> _OBJECTIVE_
Go through the entries below and write each one out exactly.

> _SUPPLIED ENTRIES_

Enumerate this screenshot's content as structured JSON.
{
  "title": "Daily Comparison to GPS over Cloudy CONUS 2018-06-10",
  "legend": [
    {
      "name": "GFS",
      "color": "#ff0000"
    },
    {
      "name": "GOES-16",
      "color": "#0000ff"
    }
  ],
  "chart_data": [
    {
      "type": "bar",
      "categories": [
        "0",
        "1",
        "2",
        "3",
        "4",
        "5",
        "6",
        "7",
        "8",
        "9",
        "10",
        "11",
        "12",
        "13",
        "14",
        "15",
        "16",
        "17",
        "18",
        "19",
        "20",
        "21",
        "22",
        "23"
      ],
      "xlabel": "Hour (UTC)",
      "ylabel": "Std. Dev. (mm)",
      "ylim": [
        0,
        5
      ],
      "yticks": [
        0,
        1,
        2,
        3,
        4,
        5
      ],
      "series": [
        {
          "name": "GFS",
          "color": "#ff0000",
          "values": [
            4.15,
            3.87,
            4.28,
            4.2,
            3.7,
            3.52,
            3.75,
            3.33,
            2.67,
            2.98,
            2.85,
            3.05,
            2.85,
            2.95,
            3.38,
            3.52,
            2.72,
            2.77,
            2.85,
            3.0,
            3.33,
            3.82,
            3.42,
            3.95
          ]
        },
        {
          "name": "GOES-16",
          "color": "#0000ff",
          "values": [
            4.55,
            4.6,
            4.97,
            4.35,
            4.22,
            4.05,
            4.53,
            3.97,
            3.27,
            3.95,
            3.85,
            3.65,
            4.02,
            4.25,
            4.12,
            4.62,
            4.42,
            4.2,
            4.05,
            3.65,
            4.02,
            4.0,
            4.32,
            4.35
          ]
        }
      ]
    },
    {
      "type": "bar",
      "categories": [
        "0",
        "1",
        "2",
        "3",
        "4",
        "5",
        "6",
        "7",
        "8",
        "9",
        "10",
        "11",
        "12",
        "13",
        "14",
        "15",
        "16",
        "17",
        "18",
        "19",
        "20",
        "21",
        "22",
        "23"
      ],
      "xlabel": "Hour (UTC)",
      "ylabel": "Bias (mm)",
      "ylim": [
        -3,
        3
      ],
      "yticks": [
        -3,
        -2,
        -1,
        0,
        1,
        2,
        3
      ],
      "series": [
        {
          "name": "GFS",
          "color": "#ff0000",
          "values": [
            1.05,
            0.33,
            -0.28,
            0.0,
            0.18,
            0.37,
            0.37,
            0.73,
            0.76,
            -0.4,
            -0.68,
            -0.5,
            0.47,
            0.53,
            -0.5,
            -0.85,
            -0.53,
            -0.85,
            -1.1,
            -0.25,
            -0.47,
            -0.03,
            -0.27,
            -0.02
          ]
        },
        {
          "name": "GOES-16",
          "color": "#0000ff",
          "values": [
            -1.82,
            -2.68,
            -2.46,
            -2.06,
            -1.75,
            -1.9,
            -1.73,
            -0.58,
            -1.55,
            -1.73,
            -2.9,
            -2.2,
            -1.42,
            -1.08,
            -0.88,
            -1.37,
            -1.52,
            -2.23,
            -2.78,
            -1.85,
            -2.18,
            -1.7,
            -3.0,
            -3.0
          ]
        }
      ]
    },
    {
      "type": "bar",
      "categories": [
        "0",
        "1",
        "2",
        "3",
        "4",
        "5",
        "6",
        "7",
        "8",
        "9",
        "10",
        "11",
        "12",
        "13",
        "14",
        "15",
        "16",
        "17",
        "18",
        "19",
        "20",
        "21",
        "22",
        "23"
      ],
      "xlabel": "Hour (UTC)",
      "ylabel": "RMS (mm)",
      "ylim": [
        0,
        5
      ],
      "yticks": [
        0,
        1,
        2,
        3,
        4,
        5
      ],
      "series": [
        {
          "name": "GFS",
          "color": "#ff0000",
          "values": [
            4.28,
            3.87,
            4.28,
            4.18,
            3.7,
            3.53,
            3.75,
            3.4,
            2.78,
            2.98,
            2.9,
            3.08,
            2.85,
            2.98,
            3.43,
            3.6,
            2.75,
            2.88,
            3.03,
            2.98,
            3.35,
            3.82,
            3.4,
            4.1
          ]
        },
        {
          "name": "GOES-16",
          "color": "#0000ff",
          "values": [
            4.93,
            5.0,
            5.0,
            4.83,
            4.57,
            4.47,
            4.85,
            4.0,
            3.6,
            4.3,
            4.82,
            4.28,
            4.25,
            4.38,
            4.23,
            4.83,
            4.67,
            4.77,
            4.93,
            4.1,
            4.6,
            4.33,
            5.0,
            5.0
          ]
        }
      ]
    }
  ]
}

> _OUTPUT OF THE TASK_
Enumerate this screenshot's content as structured JSON.
{
  "title": "Daily Comparison to GPS over Cloudy CONUS 2018-06-10",
  "legend": [
    {
      "name": "GFS",
      "color": "#ff0000"
    },
    {
      "name": "GOES-16",
      "color": "#0000ff"
    }
  ],
  "chart_data": [
    {
      "type": "bar",
      "categories": [
        "0",
        "1",
        "2",
        "3",
        "4",
        "5",
        "6",
        "7",
        "8",
        "9",
        "10",
        "11",
        "12",
        "13",
        "14",
        "15",
        "16",
        "17",
        "18",
        "19",
        "20",
        "21",
        "22",
        "23"
      ],
      "xlabel": "Hour (UTC)",
      "ylabel": "Std. Dev. (mm)",
      "ylim": [
        0,
        5
      ],
      "yticks": [
        0,
        1,
        2,
        3,
        4,
        5
      ],
      "series": [
        {
          "name": "GFS",
          "color": "#ff0000",
          "values": [
            4.15,
            3.87,
            4.28,
            4.2,
            3.7,
            3.52,
            3.75,
            3.33,
            2.67,
            2.98,
            2.85,
            3.05,
            2.85,
            2.95,
            3.38,
            3.52,
            2.72,
            2.77,
            2.85,
            3.0,
            3.33,
            3.82,
            3.42,
            3.95
          ]
        },
        {
          "name": "GOES-16",
          "color": "#0000ff",
          "values": [
            4.55,
            4.6,
            4.97,
            4.35,
            4.22,
            4.05,
            4.53,
            3.97,
            3.27,
            3.95,
            3.85,
            3.65,
            4.02,
            4.25,
            4.12,
            4.62,
            4.42,
            4.2,
            4.05,
            3.65,
            4.02,
            4.0,
            4.32,
            4.35
          ]
        }
      ]
    },
    {
      "type": "bar",
      "categories": [
        "0",
        "1",
        "2",
        "3",
        "4",
        "5",
        "6",
        "7",
        "8",
        "9",
        "10",
        "11",
        "12",
        "13",
        "14",
        "15",
        "16",
        "17",
        "18",
        "19",
        "20",
        "21",
        "22",
        "23"
      ],
      "xlabel": "Hour (UTC)",
      "ylabel": "Bias (mm)",
      "ylim": [
        -3,
        3
      ],
      "yticks": [
        -3,
        -2,
        -1,
        0,
        1,
        2,
        3
      ],
      "series": [
        {
          "name": "GFS",
          "color": "#ff0000",
          "values": [
            1.05,
            0.33,
            -0.28,
            0.0,
            0.18,
            0.37,
            0.37,
            0.73,
            0.76,
            -0.4,
            -0.68,
            -0.5,
            0.47,
            0.53,
            -0.5,
            -0.85,
            -0.53,
            -0.85,
            -1.1,
            -0.25,
            -0.47,
            -0.03,
            -0.27,
            -0.02
          ]
        },
        {
          "name": "GOES-16",
          "color": "#0000ff",
          "values": [
            -1.82,
            -2.68,
            -2.46,
            -2.06,
            -1.75,
            -1.9,
            -1.73,
            -0.58,
            -1.55,
            -1.73,
            -2.9,
            -2.2,
            -1.42,
            -1.08,
            -0.88,
            -1.37,
            -1.52,
            -2.23,
            -2.78,
            -1.85,
            -2.18,
            -1.7,
            -3.0,
            -3.0
          ]
        }
      ]
    },
    {
      "type": "bar",
      "categories": [
        "0",
        "1",
        "2",
        "3",
        "4",
        "5",
        "6",
        "7",
        "8",
        "9",
        "10",
        "11",
        "12",
        "13",
        "14",
        "15",
        "16",
        "17",
        "18",
        "19",
        "20",
        "21",
        "22",
        "23"
      ],
      "xlabel": "Hour (UTC)",
      "ylabel": "RMS (mm)",
      "ylim": [
        0,
        5
      ],
      "yticks": [
        0,
        1,
        2,
        3,
        4,
        5
      ],
      "series": [
        {
          "name": "GFS",
          "color": "#ff0000",
          "values": [
            4.28,
            3.87,
            4.28,
            4.18,
            3.7,
            3.53,
            3.75,
            3.4,
            2.78,
            2.98,
            2.9,
            3.08,
            2.85,
            2.98,
            3.43,
            3.6,
            2.75,
            2.88,
            3.03,
            2.98,
            3.35,
            3.82,
            3.4,
            4.1
          ]
        },
        {
          "name": "GOES-16",
          "color": "#0000ff",
          "values": [
            4.93,
            5.0,
            5.0,
            4.83,
            4.57,
            4.47,
            4.85,
            4.0,
            3.6,
            4.3,
            4.82,
            4.28,
            4.25,
            4.38,
            4.23,
            4.83,
            4.67,
            4.77,
            4.93,
            4.1,
            4.6,
            4.33,
            5.0,
            5.0
          ]
        }
      ]
    }
  ]
}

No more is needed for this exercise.